Short problem – In the entries below, count the lines holding "Espacement". Reply with the number only.
──────── Excerpted records
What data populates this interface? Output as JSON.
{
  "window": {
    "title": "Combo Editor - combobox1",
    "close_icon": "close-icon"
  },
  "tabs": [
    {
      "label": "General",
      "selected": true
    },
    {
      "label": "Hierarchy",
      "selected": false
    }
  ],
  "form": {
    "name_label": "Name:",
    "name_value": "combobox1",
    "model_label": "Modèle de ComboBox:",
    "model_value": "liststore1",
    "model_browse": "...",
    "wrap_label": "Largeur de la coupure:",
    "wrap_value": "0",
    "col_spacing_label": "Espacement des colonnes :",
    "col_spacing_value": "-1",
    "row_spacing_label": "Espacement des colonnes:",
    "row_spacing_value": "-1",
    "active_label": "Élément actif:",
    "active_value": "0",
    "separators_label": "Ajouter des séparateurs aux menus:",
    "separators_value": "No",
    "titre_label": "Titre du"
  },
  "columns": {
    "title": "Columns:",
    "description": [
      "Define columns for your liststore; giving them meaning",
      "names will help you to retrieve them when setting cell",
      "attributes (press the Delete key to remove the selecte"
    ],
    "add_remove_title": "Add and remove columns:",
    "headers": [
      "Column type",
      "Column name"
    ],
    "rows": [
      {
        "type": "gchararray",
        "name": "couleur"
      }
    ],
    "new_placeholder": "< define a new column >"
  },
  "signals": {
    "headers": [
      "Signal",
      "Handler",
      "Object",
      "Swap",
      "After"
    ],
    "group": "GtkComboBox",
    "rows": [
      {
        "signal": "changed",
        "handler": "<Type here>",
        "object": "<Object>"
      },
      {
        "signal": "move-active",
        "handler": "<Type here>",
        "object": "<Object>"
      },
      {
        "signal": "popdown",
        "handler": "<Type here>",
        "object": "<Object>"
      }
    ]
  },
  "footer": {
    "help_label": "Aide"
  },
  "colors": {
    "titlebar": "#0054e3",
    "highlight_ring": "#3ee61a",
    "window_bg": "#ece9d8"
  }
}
────────────────
Exercise result – 2